Stored rows =
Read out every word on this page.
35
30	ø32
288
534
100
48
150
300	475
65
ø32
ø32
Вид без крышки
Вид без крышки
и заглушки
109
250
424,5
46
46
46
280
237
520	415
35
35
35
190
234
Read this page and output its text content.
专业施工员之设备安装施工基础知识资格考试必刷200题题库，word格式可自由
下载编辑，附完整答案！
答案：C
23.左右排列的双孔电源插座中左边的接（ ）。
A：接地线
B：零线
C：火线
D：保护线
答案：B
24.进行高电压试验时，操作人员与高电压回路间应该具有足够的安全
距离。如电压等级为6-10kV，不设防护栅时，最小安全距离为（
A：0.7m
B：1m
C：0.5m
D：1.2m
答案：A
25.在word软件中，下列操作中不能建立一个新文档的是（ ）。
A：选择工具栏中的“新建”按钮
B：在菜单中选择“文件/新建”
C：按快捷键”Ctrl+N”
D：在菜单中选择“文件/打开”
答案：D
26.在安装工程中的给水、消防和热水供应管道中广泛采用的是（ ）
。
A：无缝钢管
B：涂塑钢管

Given exercise =
Find the line containing "Read this page and output its text content.". Reproduce it exactly, along with every line after it through the last.

Solved exercise =
Read this page and output its text content.
专业施工员之设备安装施工基础知识资格考试必刷200题题库，word格式可自由
下载编辑，附完整答案！
答案：C
23.左右排列的双孔电源插座中左边的接（ ）。
A：接地线
B：零线
C：火线
D：保护线
答案：B
24.进行高电压试验时，操作人员与高电压回路间应该具有足够的安全
距离。如电压等级为6-10kV，不设防护栅时，最小安全距离为（
A：0.7m
B：1m
C：0.5m
D：1.2m
答案：A
25.在word软件中，下列操作中不能建立一个新文档的是（ ）。
A：选择工具栏中的“新建”按钮
B：在菜单中选择“文件/新建”
C：按快捷键”Ctrl+N”
D：在菜单中选择“文件/打开”
答案：D
26.在安装工程中的给水、消防和热水供应管道中广泛采用的是（ ）
。
A：无缝钢管
B：涂塑钢管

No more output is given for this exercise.